Your task: Each line containing the word "surface" must be reported.

(Figure data in JSON)
■ ■ ■ ■

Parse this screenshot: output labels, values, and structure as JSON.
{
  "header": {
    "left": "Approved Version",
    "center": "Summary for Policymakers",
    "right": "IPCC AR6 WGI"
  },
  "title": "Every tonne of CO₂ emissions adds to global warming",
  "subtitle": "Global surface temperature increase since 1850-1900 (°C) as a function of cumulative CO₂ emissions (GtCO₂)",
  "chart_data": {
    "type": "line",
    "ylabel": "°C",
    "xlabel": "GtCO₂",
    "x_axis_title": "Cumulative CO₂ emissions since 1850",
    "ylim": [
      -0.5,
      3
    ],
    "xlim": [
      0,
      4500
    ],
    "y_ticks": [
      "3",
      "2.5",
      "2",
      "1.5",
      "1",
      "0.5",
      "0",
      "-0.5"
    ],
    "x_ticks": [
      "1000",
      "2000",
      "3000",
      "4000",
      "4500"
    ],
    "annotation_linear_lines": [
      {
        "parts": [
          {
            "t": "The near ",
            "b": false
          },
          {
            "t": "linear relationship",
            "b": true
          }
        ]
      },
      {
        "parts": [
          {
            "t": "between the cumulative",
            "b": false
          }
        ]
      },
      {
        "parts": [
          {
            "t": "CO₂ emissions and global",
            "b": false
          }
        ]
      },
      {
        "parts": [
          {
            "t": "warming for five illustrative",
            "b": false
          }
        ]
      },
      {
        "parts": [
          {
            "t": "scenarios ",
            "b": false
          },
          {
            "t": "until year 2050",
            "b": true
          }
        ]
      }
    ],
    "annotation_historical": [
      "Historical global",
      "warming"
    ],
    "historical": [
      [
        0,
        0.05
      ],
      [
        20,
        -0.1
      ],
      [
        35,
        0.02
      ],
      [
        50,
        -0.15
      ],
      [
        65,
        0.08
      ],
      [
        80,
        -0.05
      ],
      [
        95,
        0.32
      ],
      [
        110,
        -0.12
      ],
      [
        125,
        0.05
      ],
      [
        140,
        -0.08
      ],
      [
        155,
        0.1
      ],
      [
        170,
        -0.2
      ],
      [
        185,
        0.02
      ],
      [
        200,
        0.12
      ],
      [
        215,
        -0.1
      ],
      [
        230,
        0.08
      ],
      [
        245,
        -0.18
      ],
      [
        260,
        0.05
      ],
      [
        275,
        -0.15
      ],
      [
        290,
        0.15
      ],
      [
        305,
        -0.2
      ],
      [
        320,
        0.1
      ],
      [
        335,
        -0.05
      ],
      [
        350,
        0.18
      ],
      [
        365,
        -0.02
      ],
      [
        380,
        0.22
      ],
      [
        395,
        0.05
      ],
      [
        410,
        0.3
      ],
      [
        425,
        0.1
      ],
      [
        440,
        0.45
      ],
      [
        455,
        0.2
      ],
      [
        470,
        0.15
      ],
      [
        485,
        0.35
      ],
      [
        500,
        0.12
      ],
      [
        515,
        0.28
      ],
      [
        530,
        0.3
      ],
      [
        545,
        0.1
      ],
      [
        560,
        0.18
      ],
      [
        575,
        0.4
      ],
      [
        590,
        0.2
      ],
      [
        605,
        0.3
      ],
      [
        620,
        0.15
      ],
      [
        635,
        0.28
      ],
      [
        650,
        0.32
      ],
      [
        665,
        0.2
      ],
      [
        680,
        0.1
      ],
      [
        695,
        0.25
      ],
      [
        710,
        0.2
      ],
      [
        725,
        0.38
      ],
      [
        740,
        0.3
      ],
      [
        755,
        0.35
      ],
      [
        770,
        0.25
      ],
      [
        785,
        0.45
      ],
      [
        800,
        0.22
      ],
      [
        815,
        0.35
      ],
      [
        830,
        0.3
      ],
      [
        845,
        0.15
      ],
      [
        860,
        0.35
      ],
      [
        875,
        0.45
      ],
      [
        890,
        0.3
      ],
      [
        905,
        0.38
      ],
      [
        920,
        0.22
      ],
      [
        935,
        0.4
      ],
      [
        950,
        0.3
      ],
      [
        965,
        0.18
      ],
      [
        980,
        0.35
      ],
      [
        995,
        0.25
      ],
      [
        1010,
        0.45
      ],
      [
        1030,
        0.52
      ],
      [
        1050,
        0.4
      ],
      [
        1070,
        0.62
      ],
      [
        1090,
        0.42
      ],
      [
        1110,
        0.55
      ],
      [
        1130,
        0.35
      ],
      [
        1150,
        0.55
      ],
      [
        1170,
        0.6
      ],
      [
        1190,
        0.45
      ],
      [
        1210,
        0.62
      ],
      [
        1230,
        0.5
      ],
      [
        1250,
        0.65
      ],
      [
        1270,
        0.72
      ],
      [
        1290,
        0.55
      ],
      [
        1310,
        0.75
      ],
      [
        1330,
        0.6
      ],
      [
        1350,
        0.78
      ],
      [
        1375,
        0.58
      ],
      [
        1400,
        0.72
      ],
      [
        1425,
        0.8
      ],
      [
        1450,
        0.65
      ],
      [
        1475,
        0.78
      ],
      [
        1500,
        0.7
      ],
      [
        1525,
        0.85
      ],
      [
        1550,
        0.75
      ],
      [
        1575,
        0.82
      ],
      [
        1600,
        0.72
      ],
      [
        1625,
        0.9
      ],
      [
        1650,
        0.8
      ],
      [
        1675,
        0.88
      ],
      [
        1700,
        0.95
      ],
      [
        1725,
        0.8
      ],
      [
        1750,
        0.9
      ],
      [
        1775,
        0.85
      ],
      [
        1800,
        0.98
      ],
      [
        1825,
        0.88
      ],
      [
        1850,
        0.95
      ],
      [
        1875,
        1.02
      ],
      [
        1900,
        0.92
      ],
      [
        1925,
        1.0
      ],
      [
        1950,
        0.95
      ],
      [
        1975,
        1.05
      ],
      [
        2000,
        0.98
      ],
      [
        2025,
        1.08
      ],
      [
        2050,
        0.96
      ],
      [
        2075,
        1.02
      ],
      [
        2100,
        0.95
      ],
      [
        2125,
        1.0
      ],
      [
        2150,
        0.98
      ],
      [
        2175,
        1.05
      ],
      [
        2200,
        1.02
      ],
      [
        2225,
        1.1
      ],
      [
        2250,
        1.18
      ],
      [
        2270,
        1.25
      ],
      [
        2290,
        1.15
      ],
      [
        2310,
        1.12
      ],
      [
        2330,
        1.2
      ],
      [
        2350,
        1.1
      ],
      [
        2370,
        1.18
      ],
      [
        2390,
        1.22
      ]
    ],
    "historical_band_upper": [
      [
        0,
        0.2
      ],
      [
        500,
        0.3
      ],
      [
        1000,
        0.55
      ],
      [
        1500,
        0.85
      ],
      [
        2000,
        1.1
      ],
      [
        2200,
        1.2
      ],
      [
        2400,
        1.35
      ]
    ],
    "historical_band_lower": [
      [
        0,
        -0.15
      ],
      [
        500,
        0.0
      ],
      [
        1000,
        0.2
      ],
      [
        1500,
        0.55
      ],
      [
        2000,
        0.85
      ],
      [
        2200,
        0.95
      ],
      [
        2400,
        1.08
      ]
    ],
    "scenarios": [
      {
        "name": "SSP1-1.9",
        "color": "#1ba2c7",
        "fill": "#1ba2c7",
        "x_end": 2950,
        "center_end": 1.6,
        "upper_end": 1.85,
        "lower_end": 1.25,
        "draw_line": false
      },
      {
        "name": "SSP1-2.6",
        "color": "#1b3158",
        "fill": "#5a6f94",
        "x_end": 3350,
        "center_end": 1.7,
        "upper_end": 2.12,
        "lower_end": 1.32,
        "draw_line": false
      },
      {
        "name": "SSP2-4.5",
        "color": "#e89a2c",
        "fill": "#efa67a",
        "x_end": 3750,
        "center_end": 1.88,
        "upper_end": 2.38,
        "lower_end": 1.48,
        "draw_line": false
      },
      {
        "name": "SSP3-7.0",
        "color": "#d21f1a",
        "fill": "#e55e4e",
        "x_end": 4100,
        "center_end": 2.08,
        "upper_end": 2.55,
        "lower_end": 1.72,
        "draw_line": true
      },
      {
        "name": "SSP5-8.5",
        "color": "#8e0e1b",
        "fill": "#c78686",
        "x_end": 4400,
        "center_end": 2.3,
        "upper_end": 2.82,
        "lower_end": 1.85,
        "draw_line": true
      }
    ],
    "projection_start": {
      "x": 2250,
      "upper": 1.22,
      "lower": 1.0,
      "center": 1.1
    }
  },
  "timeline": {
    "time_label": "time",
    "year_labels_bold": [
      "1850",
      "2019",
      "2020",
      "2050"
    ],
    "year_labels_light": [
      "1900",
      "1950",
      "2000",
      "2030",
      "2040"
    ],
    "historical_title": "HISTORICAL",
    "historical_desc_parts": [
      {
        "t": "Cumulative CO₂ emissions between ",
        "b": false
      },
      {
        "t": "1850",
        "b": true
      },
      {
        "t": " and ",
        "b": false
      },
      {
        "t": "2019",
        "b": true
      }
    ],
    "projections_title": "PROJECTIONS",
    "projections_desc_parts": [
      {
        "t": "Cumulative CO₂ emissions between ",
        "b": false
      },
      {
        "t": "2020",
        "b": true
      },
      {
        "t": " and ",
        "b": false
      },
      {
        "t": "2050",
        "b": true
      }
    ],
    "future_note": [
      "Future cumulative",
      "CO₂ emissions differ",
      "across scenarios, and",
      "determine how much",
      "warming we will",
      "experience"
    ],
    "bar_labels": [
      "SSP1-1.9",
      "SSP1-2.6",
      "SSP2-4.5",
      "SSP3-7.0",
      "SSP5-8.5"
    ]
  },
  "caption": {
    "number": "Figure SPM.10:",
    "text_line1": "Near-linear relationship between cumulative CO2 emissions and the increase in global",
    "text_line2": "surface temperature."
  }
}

■ ■ ■ ■

Response to this task:
  "subtitle": "Global surface temperature increase since 1850-1900 (°C) as a function of cumulative CO₂ emissions (GtCO₂)",
    "text_line2": "surface temperature."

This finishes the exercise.